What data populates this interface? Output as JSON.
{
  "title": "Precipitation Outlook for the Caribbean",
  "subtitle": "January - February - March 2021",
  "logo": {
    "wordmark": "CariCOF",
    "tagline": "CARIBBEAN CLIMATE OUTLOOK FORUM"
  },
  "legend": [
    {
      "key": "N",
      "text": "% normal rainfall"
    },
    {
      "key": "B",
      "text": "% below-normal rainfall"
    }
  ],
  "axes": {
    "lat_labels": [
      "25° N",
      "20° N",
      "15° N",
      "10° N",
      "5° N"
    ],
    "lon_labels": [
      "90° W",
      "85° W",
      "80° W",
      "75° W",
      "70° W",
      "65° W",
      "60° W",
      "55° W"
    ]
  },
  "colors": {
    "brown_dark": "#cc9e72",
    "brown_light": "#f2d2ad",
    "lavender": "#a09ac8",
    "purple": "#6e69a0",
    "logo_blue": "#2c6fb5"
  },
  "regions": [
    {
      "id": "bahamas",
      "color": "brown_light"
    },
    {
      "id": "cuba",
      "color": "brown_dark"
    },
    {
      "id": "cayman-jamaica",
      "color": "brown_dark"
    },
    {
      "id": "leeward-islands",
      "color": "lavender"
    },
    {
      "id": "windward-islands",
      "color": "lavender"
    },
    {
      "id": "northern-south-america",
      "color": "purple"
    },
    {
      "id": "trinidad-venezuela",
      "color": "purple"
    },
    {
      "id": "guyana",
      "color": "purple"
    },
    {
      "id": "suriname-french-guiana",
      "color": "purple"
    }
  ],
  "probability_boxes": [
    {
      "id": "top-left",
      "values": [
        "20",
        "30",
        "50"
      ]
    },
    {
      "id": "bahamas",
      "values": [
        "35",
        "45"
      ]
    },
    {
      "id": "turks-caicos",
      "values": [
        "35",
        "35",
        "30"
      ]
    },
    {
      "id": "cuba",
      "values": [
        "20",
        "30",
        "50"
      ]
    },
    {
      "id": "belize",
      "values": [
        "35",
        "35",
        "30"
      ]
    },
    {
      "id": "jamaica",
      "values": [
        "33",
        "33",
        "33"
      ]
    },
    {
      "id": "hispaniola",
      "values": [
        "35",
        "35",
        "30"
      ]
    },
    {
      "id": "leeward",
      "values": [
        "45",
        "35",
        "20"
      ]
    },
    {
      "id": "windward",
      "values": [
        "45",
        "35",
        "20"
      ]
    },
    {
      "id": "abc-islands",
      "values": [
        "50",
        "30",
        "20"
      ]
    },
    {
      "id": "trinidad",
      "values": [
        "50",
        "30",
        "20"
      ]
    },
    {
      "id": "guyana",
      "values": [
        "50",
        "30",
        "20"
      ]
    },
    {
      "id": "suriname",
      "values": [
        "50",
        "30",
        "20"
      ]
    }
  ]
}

Written problem:
Return the listing above in its exact form.

Complete response:
What data populates this interface? Output as JSON.
{
  "title": "Precipitation Outlook for the Caribbean",
  "subtitle": "January - February - March 2021",
  "logo": {
    "wordmark": "CariCOF",
    "tagline": "CARIBBEAN CLIMATE OUTLOOK FORUM"
  },
  "legend": [
    {
      "key": "N",
      "text": "% normal rainfall"
    },
    {
      "key": "B",
      "text": "% below-normal rainfall"
    }
  ],
  "axes": {
    "lat_labels": [
      "25° N",
      "20° N",
      "15° N",
      "10° N",
      "5° N"
    ],
    "lon_labels": [
      "90° W",
      "85° W",
      "80° W",
      "75° W",
      "70° W",
      "65° W",
      "60° W",
      "55° W"
    ]
  },
  "colors": {
    "brown_dark": "#cc9e72",
    "brown_light": "#f2d2ad",
    "lavender": "#a09ac8",
    "purple": "#6e69a0",
    "logo_blue": "#2c6fb5"
  },
  "regions": [
    {
      "id": "bahamas",
      "color": "brown_light"
    },
    {
      "id": "cuba",
      "color": "brown_dark"
    },
    {
      "id": "cayman-jamaica",
      "color": "brown_dark"
    },
    {
      "id": "leeward-islands",
      "color": "lavender"
    },
    {
      "id": "windward-islands",
      "color": "lavender"
    },
    {
      "id": "northern-south-america",
      "color": "purple"
    },
    {
      "id": "trinidad-venezuela",
      "color": "purple"
    },
    {
      "id": "guyana",
      "color": "purple"
    },
    {
      "id": "suriname-french-guiana",
      "color": "purple"
    }
  ],
  "probability_boxes": [
    {
      "id": "top-left",
      "values": [
        "20",
        "30",
        "50"
      ]
    },
    {
      "id": "bahamas",
      "values": [
        "35",
        "45"
      ]
    },
    {
      "id": "turks-caicos",
      "values": [
        "35",
        "35",
        "30"
      ]
    },
    {
      "id": "cuba",
      "values": [
        "20",
        "30",
        "50"
      ]
    },
    {
      "id": "belize",
      "values": [
        "35",
        "35",
        "30"
      ]
    },
    {
      "id": "jamaica",
      "values": [
        "33",
        "33",
        "33"
      ]
    },
    {
      "id": "hispaniola",
      "values": [
        "35",
        "35",
        "30"
      ]
    },
    {
      "id": "leeward",
      "values": [
        "45",
        "35",
        "20"
      ]
    },
    {
      "id": "windward",
      "values": [
        "45",
        "35",
        "20"
      ]
    },
    {
      "id": "abc-islands",
      "values": [
        "50",
        "30",
        "20"
      ]
    },
    {
      "id": "trinidad",
      "values": [
        "50",
        "30",
        "20"
      ]
    },
    {
      "id": "guyana",
      "values": [
        "50",
        "30",
        "20"
      ]
    },
    {
      "id": "suriname",
      "values": [
        "50",
        "30",
        "20"
      ]
    }
  ]
}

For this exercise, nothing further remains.